• **Stated problem**
Each line that includes the word "システムテーブル名" counts once; give the total and nothing more.
---------- Supplied records
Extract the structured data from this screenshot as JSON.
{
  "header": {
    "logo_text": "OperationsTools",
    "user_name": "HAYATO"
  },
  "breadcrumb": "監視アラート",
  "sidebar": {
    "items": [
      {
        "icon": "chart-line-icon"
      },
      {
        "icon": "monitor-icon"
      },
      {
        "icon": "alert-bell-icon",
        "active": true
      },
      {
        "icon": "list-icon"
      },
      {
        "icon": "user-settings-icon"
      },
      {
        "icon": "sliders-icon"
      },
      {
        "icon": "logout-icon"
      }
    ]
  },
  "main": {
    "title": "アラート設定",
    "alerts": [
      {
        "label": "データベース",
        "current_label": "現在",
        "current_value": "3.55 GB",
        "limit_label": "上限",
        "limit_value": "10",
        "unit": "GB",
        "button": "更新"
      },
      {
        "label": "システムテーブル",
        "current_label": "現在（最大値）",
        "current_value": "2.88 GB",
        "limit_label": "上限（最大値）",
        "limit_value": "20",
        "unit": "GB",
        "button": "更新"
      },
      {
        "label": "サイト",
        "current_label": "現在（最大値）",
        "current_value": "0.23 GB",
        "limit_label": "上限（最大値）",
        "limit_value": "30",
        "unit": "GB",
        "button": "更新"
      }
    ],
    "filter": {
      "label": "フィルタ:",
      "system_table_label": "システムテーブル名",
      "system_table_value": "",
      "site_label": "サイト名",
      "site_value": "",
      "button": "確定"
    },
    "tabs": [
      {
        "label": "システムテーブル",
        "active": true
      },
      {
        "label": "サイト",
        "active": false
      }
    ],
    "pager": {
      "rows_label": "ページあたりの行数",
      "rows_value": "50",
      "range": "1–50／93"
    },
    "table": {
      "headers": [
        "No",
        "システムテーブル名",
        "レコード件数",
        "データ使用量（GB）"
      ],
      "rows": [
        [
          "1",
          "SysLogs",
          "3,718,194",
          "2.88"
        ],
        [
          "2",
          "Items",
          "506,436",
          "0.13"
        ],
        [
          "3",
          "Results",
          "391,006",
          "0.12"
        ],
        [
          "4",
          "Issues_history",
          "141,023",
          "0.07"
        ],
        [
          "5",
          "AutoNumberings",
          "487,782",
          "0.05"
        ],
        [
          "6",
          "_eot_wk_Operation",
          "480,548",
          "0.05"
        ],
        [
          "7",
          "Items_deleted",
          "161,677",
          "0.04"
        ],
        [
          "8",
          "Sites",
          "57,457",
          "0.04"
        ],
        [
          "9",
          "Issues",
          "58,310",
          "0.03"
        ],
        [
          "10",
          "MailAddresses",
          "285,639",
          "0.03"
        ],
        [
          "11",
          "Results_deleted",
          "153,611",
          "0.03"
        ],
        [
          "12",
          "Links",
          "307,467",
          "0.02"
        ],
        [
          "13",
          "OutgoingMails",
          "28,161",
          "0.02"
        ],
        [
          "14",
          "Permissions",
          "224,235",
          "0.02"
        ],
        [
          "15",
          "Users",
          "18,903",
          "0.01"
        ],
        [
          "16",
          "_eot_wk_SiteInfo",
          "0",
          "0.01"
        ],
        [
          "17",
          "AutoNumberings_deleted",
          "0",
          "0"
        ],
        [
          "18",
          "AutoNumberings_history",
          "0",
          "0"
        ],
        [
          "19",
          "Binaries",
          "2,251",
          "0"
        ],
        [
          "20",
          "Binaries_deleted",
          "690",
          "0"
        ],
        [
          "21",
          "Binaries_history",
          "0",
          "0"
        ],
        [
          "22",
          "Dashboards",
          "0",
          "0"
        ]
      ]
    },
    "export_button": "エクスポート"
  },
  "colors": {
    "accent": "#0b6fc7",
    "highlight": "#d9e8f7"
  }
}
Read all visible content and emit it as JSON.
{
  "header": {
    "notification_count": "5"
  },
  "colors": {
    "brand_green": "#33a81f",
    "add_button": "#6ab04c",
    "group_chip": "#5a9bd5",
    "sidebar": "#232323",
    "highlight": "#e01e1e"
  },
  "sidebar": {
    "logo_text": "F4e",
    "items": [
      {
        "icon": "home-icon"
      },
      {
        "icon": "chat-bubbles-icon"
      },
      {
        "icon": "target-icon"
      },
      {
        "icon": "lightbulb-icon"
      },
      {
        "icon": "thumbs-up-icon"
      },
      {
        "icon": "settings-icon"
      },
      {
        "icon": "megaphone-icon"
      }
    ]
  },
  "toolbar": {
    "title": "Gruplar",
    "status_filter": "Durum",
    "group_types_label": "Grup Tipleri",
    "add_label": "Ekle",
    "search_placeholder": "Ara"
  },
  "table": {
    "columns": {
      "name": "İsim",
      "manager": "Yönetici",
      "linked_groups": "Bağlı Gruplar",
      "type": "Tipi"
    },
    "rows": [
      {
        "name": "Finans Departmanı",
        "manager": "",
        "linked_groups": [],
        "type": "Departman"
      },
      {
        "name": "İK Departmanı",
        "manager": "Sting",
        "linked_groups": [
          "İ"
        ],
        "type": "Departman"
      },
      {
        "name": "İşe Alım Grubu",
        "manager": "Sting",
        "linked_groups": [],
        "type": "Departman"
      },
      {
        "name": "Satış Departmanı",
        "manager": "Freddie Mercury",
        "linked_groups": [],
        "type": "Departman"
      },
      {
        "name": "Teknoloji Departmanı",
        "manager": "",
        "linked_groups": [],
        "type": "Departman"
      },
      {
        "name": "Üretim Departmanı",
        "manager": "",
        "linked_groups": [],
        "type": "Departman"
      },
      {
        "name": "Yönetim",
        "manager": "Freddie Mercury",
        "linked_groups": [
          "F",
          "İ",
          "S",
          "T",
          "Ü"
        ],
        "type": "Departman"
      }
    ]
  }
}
--------------------
• **Output**
2